▶ [Your objective]
Copy out each line of the material in which the word "comparison" appears.

▶ [Data rows]
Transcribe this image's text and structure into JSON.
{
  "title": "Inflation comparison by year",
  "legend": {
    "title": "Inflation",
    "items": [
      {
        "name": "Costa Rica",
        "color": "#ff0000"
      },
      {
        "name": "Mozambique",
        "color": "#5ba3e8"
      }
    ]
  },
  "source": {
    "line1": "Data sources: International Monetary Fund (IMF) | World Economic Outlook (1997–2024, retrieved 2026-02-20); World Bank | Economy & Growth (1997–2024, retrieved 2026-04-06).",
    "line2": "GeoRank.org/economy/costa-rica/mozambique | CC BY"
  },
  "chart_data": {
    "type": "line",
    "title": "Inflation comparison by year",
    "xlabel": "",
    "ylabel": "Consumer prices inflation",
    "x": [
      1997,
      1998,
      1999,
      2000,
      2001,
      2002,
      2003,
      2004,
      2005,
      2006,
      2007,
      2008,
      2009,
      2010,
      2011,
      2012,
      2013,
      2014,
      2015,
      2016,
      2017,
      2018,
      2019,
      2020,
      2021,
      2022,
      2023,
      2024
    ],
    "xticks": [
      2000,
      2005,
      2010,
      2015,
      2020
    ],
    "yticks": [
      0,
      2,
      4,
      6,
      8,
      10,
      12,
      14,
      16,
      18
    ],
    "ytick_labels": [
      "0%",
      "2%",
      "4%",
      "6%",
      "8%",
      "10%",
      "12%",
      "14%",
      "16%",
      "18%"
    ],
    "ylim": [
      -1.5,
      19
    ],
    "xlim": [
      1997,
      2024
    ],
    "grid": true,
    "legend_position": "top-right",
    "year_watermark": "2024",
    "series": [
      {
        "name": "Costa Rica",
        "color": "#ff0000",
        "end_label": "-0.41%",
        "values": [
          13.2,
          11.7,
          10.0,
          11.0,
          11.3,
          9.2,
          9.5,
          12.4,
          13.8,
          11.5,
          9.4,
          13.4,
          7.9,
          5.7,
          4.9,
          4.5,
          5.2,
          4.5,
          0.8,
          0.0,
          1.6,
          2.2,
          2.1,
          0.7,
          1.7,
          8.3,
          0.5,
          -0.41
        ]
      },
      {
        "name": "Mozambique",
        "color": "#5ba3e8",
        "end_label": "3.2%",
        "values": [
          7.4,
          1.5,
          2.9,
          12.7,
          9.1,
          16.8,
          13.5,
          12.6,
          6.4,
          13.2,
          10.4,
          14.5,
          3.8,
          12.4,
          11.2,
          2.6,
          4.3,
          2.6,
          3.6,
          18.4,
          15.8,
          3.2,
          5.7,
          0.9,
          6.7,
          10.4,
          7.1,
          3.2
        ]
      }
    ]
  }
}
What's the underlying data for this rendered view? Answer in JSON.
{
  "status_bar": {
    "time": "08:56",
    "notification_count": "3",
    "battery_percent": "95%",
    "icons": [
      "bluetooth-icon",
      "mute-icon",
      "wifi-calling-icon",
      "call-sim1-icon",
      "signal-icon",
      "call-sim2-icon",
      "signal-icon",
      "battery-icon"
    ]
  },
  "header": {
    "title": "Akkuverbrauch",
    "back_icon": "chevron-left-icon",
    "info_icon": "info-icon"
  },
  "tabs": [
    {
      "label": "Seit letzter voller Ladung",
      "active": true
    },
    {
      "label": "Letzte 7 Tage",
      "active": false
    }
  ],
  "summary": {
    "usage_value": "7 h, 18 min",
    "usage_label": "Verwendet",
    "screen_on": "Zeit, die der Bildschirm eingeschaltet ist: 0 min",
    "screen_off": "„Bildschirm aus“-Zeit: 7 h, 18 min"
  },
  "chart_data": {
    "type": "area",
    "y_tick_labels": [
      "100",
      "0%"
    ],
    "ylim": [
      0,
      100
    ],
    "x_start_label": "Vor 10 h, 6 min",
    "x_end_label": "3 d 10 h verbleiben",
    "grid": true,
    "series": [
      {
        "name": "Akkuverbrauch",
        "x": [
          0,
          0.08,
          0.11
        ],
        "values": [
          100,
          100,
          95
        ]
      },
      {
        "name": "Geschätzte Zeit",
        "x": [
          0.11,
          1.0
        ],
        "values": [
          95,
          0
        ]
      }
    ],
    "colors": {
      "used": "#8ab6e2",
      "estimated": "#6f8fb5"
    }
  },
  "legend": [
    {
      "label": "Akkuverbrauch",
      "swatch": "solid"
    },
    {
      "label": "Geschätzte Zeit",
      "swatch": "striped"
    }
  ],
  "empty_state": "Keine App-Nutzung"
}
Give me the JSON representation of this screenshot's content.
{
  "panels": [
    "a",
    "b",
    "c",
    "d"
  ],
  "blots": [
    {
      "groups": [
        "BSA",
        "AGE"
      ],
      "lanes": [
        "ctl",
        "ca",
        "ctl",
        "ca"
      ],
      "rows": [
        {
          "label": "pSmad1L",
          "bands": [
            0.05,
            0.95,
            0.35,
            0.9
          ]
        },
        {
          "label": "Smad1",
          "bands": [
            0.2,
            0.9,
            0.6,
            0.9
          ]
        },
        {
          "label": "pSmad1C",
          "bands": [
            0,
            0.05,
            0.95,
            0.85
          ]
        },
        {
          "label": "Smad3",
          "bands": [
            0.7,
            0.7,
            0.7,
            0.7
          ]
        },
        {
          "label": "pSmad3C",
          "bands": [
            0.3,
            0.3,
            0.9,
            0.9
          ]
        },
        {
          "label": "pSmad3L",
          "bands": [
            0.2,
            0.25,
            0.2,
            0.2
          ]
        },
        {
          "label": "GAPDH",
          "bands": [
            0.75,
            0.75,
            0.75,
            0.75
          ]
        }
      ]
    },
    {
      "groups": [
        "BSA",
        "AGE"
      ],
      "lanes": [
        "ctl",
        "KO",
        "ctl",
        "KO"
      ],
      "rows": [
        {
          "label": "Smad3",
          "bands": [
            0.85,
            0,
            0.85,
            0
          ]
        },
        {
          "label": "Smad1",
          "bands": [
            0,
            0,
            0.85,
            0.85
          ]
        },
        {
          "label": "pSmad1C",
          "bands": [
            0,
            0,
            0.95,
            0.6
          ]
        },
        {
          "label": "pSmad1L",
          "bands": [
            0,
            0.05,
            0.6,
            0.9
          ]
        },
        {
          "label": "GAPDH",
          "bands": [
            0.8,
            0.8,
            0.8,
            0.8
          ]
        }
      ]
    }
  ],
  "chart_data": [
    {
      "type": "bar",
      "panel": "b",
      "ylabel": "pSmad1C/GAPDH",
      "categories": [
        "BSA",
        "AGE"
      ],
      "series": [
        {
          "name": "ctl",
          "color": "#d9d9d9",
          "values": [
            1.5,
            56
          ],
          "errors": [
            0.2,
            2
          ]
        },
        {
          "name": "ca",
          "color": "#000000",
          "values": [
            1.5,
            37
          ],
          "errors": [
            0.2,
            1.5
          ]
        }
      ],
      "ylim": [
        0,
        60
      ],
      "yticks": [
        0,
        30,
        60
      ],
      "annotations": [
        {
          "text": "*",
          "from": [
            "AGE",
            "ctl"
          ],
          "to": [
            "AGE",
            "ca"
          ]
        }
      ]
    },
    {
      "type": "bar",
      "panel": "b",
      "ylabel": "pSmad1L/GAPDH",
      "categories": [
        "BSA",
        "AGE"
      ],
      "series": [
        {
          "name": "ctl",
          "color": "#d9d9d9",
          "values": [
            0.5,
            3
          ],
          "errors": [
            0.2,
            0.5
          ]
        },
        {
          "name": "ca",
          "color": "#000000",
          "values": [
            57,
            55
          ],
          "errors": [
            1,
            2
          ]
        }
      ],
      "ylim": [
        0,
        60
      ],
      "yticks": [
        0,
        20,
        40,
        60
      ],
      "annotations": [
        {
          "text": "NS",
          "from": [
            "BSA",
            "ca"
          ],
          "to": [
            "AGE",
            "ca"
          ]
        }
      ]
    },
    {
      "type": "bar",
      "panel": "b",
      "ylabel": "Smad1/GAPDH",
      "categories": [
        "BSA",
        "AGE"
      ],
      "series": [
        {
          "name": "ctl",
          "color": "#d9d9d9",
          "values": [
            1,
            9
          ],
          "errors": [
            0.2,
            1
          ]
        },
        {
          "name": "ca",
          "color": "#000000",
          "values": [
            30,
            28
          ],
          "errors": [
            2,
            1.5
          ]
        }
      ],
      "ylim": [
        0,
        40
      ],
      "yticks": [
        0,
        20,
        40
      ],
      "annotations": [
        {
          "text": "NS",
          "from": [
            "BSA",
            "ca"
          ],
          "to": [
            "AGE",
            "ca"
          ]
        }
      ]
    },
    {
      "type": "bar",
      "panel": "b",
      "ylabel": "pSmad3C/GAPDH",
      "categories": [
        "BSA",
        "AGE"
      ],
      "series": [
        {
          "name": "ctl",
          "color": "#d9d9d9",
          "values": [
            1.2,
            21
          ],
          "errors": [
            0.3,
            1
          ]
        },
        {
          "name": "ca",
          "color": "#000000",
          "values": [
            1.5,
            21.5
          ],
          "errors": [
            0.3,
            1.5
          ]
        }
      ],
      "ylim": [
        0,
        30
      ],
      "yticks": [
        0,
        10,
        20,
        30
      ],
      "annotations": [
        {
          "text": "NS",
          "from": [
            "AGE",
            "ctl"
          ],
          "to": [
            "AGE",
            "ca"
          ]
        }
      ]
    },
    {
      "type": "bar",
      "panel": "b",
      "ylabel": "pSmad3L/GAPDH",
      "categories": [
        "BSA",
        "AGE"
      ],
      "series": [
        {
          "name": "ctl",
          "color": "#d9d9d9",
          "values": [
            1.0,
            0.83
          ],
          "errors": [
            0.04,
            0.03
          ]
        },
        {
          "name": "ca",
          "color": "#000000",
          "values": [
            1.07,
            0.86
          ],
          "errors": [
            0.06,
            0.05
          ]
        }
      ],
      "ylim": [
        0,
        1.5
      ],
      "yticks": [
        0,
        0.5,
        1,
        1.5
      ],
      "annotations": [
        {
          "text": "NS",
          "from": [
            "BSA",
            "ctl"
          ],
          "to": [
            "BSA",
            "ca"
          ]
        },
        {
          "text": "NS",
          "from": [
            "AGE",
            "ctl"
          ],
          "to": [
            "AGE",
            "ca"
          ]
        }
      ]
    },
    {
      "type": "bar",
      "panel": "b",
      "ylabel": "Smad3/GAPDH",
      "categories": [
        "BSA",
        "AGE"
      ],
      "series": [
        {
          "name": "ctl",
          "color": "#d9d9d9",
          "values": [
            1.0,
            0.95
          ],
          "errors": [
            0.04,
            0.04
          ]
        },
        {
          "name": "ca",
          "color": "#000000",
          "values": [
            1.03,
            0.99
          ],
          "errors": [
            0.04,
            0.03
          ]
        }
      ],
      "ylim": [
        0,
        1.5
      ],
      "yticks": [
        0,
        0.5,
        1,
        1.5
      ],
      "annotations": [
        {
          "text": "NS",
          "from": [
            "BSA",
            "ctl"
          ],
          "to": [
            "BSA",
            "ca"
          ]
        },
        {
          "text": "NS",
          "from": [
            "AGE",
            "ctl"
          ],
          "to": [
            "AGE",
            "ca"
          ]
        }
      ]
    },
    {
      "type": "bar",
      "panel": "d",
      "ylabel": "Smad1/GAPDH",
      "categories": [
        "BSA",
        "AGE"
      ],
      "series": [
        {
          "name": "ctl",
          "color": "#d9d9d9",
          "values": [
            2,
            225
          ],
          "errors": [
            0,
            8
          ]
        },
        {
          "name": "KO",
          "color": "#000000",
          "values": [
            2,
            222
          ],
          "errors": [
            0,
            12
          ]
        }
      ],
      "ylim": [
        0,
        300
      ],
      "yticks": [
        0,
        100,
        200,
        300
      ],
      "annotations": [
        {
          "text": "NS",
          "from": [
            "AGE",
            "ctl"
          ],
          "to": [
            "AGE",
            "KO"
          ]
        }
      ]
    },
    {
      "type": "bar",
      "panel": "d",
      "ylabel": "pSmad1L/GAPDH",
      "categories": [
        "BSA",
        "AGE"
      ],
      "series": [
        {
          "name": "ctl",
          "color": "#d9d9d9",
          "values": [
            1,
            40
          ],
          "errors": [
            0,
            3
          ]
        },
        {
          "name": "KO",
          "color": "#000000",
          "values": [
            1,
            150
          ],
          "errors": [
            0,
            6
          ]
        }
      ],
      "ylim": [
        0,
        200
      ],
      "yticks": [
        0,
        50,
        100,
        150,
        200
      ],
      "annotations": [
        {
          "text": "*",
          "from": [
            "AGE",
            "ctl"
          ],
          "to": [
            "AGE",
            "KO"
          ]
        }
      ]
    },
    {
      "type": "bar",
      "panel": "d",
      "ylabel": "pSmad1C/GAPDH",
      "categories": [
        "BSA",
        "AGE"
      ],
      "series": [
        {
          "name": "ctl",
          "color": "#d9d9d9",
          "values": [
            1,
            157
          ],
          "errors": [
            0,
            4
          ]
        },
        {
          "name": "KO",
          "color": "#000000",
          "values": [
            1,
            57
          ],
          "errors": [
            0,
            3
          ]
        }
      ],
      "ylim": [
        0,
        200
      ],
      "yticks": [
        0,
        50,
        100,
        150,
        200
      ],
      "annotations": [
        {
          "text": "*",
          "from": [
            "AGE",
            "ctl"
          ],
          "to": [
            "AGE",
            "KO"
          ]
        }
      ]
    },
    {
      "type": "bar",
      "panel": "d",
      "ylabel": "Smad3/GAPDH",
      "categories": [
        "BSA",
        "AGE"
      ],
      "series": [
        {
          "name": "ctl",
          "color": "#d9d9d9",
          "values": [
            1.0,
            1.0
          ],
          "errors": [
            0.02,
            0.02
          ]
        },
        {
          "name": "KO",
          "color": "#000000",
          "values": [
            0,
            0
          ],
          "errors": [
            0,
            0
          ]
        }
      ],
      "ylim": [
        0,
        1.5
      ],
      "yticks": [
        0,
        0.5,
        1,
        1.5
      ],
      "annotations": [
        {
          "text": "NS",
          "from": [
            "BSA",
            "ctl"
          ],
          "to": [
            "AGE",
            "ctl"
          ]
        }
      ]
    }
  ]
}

▶ [Solution to this exercise]
  "title": "Inflation comparison by year",
    "title": "Inflation comparison by year",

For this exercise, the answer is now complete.